[Start of DATA IN THIS EXERCISE]
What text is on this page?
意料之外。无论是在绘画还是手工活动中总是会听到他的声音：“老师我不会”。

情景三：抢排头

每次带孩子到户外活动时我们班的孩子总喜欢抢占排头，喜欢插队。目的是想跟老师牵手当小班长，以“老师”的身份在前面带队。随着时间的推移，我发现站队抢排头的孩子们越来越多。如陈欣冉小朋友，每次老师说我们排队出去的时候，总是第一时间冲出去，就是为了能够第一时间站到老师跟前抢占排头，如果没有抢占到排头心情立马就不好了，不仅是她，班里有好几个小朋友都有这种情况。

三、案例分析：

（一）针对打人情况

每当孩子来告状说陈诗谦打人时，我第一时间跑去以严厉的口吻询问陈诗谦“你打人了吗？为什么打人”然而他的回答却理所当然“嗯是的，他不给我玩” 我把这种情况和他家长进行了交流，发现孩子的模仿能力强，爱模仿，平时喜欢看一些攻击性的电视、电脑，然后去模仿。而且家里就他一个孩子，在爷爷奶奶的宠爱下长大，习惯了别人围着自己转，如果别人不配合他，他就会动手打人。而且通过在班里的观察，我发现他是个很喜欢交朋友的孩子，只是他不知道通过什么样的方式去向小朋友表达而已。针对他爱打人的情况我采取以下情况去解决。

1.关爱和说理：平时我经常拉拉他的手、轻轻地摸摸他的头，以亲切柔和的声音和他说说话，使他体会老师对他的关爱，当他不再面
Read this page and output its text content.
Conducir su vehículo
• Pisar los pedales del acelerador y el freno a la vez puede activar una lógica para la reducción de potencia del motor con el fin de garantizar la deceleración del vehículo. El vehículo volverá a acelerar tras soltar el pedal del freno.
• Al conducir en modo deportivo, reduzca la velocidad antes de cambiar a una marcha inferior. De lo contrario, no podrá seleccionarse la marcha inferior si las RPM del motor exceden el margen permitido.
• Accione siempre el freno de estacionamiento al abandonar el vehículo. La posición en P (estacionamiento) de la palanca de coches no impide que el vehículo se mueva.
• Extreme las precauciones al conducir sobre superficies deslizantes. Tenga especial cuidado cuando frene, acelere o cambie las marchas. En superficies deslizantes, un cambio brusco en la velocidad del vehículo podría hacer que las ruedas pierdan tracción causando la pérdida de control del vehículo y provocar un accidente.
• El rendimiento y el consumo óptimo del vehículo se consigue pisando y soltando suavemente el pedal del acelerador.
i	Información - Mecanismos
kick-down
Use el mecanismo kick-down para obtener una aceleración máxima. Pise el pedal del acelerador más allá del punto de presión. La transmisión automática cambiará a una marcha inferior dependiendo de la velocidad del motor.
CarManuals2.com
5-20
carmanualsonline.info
[End of DATA IN THIS EXERCISE]
Out of the material above, gather each line where "velocidad" appears.

• Al conducir en modo deportivo, reduzca la velocidad antes de cambiar a una marcha inferior. De lo contrario, no podrá seleccionarse la marcha inferior si las RPM del motor exceden el margen permitido.
• Extreme las precauciones al conducir sobre superficies deslizantes. Tenga especial cuidado cuando frene, acelere o cambie las marchas. En superficies deslizantes, un cambio brusco en la velocidad del vehículo podría hacer que las ruedas pierdan tracción causando la pérdida de control del vehículo y provocar un accidente.
Use el mecanismo kick-down para obtener una aceleración máxima. Pise el pedal del acelerador más allá del punto de presión. La transmisión automática cambiará a una marcha inferior dependiendo de la velocidad del motor.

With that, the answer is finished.